-- What you should do --
Repeat each record exactly. Any picture gets left out.

[Dataset entries on figures]

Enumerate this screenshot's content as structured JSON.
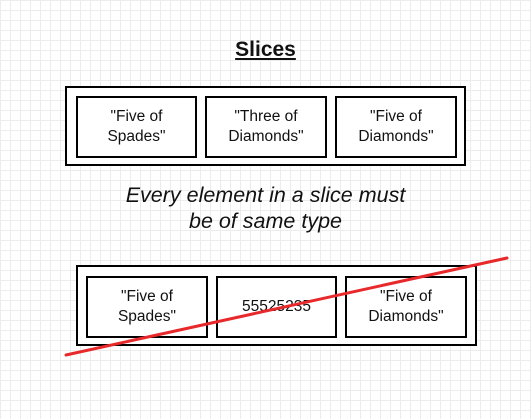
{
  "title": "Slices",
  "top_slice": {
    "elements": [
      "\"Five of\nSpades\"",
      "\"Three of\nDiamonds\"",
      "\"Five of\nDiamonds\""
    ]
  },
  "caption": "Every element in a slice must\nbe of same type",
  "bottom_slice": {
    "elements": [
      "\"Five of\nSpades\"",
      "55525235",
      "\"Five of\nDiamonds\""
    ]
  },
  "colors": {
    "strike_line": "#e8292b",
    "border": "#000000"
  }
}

-- Answer to this exercise --
Enumerate this screenshot's content as structured JSON.
{
  "title": "Slices",
  "top_slice": {
    "elements": [
      "\"Five of\nSpades\"",
      "\"Three of\nDiamonds\"",
      "\"Five of\nDiamonds\""
    ]
  },
  "caption": "Every element in a slice must\nbe of same type",
  "bottom_slice": {
    "elements": [
      "\"Five of\nSpades\"",
      "55525235",
      "\"Five of\nDiamonds\""
    ]
  },
  "colors": {
    "strike_line": "#e8292b",
    "border": "#000000"
  }
}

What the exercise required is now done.